(Direction):
Only lines with the string "расположен" matter here; gather them from the material below.

··· Supplied entries ···

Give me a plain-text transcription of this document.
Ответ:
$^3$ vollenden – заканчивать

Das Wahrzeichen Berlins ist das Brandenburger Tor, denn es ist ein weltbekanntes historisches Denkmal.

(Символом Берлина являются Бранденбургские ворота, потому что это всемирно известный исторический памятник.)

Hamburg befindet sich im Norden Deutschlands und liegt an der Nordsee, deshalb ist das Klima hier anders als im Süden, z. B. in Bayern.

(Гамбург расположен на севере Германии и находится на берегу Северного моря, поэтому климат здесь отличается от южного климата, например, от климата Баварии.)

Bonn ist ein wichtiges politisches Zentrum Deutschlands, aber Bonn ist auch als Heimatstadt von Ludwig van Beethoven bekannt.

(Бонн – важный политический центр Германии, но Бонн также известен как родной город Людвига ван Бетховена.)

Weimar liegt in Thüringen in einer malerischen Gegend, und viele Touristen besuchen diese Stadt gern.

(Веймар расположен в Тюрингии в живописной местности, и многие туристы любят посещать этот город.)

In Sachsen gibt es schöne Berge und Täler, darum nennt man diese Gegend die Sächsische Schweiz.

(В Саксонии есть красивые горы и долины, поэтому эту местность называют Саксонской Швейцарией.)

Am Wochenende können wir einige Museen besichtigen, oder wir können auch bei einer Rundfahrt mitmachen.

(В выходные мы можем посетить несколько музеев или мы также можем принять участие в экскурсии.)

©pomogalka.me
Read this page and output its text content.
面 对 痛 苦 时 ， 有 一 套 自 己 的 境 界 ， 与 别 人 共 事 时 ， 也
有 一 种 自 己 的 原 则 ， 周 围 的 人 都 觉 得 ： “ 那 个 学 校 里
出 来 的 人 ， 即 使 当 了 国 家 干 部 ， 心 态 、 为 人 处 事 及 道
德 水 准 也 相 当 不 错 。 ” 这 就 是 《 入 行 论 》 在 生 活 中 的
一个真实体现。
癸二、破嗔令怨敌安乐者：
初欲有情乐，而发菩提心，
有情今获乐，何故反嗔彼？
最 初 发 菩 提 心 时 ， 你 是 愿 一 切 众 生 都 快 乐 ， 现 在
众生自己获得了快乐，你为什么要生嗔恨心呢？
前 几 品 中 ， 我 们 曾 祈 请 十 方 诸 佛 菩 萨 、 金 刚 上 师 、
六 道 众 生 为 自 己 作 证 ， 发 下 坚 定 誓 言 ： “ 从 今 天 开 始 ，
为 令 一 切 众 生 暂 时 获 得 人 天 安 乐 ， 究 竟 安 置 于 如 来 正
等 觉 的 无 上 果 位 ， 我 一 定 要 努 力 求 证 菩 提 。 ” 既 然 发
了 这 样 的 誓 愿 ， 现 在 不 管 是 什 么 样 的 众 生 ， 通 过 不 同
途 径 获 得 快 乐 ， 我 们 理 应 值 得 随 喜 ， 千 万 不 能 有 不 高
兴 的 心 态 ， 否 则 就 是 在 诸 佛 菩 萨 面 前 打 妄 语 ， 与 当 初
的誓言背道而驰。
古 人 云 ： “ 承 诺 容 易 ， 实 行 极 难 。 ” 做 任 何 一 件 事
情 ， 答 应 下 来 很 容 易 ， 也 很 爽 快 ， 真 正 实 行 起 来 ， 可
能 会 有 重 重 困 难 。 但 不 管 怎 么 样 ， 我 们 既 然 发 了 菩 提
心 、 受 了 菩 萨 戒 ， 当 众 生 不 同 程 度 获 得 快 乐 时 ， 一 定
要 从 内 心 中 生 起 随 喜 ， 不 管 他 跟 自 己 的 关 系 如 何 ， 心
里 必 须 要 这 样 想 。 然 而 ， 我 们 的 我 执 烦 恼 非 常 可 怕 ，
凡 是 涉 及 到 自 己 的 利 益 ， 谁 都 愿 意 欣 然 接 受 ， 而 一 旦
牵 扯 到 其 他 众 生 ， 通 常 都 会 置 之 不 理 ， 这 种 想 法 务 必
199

···

(Exercise response):
(Гамбург расположен на севере Германии и находится на берегу Северного моря, поэтому климат здесь отличается от южного климата, например, от климата Баварии.)
(Веймар расположен в Тюрингии в живописной местности, и многие туристы любят посещать этот город.)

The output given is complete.